Stated goal A
Answer these questions from the editorial on preserving the scientific record:
(i) How many pages of new information are added to the world wide web each day?
(ii) What position does Stuart Brand hold?
(iii) Which university's libraries started the project mentioned at the end?
Stated goal B
Reproduce everything in the editorial on preserving the scientific record from "Let us save" down to "reach of accident.".

Selected passage
· · · · ·

Skip to main content
The BMJ logoLink to The BMJ
editorial
. 2004 Jan 10;328(7431):61–62. doi: 10.1136/bmj.328.7431.61

Preserving today's scientific record for tomorrow

LOCKSS marries age old concepts of librarianship with modern technology

Victoria Reich 1,2,3, David Rosenthal 1,2,3
PMCID: PMC314037  PMID: 14715578

Let us save what remains: not by vaults and locks which fence them from the public eye and use in consigning them to the waste of time, but by such a multiplication of copies, as shall place them beyond the reach of accident.

Thomas Jefferson1

Information stored on paper can survive for millennia; information stored digitally today may not be recoverable this time next week. With seven million pages of new information added to the world wide web each day, the volatility of websites has emerged as an urgent problem, especially as websites are becoming the version of record for scientific journals. Three studies of links in peer reviewed journals all found their useful life to be a few years. 2-4 For Stuart Brand, president of the Long Now Foundation, “This is not a good way to run a civilization.”5 For librarians whose mission is to transmit today's intellectual, cultural, and historical output to the future, it's fast becoming a nightmare. A project initiated by Stanford University Libraries is coming to their aid.

· · · · ·

Stored data
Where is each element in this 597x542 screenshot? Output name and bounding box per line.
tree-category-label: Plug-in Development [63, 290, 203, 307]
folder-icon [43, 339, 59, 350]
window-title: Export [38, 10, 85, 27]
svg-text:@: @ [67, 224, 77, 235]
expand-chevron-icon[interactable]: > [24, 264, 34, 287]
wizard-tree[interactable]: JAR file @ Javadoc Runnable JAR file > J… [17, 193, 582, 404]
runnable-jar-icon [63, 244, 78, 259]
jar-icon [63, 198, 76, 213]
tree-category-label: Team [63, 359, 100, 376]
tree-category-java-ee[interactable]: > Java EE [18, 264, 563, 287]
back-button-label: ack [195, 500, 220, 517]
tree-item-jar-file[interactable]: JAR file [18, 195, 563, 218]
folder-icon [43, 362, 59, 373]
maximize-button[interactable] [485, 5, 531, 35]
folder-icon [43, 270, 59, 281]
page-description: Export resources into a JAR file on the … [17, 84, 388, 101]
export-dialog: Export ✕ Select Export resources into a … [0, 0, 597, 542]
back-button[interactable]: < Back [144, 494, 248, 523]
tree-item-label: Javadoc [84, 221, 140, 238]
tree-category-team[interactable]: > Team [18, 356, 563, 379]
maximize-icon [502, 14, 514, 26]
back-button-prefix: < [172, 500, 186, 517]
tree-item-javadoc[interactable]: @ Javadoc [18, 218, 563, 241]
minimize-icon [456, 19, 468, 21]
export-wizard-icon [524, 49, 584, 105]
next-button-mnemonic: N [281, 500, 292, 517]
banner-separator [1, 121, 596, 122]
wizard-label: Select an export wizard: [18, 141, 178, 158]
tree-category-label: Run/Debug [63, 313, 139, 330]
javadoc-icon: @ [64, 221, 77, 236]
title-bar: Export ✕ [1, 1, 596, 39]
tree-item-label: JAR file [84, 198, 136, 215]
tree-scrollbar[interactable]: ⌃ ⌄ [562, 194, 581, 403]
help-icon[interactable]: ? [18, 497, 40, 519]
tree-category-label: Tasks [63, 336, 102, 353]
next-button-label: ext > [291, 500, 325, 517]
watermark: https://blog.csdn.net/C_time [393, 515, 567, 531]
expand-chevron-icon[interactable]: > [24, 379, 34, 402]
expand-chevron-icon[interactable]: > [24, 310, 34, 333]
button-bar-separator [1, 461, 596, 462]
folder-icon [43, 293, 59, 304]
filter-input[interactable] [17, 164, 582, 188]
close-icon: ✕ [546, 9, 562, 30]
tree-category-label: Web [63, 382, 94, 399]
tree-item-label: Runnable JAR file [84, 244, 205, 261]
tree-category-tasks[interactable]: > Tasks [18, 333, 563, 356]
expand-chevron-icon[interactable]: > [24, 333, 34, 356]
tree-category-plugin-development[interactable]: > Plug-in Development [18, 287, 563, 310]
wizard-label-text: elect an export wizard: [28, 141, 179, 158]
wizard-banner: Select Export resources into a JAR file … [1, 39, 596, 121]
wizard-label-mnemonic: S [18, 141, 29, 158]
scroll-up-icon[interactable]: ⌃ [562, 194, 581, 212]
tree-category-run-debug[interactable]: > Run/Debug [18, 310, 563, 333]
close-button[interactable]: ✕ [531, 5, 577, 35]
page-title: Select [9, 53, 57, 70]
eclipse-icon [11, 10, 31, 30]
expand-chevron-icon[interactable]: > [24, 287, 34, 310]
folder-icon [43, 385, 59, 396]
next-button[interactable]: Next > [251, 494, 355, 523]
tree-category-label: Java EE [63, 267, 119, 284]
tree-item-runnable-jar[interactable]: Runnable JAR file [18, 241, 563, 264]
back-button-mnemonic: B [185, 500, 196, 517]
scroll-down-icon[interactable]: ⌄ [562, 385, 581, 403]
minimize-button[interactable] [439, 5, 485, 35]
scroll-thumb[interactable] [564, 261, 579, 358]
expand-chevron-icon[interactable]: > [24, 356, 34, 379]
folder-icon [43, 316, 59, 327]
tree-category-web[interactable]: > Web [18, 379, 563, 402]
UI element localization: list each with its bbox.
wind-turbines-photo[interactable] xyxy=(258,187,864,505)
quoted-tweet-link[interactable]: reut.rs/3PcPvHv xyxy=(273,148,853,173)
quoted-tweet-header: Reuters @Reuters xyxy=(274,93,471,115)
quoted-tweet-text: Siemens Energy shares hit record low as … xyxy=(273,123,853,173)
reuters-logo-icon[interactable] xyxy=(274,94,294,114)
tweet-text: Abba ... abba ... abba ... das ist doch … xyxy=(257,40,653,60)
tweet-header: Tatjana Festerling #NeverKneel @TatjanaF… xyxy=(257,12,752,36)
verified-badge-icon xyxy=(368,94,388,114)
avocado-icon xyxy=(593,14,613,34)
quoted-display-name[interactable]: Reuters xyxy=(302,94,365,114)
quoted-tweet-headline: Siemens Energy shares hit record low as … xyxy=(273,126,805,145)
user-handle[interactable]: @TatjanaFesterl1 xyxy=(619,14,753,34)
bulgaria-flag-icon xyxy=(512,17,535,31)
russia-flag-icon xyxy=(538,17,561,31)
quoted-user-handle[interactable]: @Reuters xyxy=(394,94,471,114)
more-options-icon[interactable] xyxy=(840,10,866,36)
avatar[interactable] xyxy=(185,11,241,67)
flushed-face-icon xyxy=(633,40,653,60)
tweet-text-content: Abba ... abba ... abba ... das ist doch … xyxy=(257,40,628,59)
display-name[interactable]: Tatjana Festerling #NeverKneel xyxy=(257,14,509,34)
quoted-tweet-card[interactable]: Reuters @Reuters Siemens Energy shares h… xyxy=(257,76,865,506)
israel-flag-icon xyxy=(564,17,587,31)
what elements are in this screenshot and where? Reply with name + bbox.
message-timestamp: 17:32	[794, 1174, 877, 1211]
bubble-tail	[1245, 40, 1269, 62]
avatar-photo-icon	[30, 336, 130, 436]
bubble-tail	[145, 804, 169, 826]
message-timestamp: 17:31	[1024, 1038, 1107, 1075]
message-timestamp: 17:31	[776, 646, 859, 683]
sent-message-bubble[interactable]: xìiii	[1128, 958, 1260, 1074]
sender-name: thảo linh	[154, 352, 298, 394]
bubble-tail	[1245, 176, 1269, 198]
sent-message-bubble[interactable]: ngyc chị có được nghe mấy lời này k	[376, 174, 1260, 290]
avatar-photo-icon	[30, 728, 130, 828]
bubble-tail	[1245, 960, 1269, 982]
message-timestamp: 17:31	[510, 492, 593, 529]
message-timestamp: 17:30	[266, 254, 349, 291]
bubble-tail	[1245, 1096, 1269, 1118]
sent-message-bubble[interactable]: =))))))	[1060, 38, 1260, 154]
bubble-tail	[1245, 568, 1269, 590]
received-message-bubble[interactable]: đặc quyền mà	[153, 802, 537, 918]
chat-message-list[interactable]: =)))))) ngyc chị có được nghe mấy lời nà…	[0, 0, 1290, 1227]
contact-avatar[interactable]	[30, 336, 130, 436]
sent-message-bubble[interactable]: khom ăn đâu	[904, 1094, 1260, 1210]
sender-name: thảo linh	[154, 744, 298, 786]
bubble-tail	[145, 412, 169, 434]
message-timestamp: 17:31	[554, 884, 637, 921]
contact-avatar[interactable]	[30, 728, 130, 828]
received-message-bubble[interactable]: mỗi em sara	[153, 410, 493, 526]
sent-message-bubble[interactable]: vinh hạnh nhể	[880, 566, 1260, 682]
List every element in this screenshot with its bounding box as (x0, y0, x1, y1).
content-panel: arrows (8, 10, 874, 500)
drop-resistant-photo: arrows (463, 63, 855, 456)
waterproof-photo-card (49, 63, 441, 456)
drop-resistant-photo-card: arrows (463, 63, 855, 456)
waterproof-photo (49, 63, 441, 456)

· · · · ·

Full solution A
(i) Seven million.
(ii) He is president of the Long Now Foundation.
(iii) Stanford University.

Full solution B
Let us save what remains: not by vaults and locks which fence them from the public eye and use in consigning them to the waste of time, but by such a multiplication of copies, as shall place them beyond the reach of accident.